> **What you are asked to do**: Find the number of lines below in which the word "JSON" appears, and write that number only.

# START OF Extracted information

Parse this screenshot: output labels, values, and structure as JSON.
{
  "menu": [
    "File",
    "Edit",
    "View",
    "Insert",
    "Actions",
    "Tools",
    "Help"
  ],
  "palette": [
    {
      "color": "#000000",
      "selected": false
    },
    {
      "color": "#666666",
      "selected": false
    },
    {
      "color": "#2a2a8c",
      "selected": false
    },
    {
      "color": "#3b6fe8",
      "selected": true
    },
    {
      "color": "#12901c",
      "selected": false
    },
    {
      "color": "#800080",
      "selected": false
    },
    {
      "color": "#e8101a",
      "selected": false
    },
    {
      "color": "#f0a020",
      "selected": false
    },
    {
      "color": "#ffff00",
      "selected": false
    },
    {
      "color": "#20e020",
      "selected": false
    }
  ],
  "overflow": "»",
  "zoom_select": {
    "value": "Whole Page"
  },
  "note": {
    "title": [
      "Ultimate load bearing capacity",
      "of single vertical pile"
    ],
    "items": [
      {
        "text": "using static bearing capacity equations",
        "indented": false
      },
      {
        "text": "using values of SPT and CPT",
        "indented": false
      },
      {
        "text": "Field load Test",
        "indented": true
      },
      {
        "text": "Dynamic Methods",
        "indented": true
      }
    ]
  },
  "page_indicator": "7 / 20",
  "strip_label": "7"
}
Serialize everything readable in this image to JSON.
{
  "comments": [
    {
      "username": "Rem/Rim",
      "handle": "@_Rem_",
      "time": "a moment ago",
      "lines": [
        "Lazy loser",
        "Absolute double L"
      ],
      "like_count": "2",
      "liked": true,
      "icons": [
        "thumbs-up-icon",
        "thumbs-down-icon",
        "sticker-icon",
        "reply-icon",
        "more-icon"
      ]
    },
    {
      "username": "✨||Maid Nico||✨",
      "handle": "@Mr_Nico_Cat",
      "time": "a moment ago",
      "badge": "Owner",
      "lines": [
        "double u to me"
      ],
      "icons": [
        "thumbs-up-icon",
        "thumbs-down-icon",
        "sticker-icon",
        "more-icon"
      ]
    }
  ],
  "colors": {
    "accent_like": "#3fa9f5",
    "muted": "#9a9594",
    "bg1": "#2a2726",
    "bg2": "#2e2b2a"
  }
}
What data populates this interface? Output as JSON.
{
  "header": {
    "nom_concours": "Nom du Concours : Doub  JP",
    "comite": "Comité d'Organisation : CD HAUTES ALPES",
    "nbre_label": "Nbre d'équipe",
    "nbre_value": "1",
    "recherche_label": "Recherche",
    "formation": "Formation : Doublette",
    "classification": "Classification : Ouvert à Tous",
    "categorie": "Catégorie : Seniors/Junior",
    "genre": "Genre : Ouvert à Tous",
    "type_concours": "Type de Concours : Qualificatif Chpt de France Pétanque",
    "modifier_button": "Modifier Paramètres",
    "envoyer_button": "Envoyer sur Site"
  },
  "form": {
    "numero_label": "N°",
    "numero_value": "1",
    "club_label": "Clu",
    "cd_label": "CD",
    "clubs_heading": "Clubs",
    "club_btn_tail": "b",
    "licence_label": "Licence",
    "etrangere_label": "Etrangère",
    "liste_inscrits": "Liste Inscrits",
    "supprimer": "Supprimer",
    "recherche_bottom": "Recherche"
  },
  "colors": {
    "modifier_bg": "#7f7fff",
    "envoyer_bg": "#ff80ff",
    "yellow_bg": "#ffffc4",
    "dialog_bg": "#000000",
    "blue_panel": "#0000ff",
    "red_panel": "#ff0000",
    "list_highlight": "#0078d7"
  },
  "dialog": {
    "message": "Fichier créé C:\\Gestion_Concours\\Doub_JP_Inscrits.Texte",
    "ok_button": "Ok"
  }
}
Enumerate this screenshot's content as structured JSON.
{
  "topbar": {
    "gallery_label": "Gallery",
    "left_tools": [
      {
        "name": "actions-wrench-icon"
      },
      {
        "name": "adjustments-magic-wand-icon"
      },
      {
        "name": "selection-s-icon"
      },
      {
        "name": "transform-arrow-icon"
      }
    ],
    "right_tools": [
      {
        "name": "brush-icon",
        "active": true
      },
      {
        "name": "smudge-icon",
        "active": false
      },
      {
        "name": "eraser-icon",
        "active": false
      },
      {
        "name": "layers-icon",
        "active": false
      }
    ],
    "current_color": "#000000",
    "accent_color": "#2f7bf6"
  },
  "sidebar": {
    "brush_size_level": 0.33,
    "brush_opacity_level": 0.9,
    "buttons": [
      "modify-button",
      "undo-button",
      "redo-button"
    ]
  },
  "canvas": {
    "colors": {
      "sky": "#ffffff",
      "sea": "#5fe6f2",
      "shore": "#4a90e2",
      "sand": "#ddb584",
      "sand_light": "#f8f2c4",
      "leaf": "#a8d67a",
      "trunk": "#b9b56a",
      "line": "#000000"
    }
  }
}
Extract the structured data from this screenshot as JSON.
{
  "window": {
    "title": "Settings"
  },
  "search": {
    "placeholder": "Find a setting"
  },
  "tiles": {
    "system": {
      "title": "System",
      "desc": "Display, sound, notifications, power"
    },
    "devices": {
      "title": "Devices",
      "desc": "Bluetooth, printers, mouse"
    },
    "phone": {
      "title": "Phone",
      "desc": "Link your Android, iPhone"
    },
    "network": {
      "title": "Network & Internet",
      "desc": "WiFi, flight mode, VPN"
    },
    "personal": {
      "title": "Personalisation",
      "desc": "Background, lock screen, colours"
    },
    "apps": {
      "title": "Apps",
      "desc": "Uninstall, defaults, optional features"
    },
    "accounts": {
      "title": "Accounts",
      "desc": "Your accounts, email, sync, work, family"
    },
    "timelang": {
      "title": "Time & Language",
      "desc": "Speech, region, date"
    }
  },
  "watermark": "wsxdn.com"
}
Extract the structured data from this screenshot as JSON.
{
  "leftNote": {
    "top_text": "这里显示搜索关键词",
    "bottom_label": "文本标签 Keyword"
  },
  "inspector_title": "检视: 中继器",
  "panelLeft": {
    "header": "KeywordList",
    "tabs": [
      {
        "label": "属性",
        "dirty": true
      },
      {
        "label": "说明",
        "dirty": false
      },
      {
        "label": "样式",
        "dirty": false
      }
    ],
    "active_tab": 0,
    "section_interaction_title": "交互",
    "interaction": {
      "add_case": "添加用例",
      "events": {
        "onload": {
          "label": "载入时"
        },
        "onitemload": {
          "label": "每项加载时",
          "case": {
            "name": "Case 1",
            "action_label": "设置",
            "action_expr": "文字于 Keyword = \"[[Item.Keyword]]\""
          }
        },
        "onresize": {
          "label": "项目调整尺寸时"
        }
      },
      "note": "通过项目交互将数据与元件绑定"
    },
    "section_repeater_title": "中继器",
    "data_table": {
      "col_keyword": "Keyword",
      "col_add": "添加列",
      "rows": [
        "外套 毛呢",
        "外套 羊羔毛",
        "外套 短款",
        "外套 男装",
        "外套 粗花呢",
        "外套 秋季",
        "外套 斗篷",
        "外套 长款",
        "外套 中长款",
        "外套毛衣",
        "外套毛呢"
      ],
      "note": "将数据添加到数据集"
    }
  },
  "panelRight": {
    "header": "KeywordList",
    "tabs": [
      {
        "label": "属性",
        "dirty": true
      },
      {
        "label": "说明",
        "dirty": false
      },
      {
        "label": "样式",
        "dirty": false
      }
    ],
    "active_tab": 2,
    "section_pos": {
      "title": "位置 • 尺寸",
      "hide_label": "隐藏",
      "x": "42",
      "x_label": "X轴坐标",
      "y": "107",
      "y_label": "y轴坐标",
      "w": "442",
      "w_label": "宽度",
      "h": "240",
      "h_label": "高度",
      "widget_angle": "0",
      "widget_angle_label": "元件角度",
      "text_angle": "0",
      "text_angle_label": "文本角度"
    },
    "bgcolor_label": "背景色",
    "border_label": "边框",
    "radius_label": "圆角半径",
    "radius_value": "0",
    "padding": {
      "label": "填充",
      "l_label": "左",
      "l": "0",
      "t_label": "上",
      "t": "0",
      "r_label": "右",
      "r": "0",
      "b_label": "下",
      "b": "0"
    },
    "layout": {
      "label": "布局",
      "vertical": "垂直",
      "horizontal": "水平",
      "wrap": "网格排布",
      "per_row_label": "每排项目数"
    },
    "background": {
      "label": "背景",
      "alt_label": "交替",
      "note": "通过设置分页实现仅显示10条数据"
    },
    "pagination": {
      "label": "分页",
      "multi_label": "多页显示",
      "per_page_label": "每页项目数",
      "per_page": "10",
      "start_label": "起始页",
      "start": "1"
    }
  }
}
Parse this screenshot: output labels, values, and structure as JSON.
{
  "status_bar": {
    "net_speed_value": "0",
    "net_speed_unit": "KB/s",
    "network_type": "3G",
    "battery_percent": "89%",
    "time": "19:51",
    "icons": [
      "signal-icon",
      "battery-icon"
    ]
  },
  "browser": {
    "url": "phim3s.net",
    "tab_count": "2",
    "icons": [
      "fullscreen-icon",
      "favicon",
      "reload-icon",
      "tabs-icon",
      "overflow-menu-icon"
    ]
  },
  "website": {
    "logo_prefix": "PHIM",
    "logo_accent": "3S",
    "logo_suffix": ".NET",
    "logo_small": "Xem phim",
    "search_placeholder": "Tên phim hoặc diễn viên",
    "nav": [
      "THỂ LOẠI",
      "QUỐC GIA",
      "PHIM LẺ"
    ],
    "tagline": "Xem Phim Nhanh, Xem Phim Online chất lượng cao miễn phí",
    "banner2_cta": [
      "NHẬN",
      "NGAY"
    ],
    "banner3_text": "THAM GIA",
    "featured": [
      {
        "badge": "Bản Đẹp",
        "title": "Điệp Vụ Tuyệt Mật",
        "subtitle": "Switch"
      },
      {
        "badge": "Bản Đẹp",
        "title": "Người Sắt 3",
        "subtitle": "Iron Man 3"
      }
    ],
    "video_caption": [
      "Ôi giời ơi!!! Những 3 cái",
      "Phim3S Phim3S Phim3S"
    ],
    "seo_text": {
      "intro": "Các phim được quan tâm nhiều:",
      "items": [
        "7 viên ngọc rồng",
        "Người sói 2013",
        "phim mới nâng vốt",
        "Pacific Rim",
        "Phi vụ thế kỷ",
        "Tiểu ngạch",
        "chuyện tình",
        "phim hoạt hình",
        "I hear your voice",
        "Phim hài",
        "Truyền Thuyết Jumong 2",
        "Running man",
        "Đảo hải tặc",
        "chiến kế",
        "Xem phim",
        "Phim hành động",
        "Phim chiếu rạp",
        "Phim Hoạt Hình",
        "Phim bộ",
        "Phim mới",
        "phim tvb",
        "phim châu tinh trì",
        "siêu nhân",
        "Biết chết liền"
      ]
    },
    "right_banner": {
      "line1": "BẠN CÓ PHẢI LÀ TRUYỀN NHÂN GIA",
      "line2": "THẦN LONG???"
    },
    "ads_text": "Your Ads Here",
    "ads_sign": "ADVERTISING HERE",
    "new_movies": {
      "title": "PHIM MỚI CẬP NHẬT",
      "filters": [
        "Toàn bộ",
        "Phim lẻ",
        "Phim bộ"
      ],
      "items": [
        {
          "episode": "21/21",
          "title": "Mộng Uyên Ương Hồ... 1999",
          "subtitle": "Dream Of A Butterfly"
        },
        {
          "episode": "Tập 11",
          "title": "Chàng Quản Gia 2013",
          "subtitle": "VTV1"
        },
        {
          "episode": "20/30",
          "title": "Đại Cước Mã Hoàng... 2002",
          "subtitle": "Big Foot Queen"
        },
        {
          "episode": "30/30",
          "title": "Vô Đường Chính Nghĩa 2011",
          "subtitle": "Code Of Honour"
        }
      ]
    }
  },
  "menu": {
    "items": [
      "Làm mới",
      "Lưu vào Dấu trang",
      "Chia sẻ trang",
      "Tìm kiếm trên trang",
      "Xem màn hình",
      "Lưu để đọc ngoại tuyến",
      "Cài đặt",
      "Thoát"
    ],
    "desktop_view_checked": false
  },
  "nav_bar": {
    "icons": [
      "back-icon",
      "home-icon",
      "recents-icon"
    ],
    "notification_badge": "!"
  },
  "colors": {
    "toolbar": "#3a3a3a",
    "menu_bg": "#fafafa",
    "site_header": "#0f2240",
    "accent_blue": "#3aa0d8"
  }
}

# END OF Extracted information

> **Solved exercise**: 7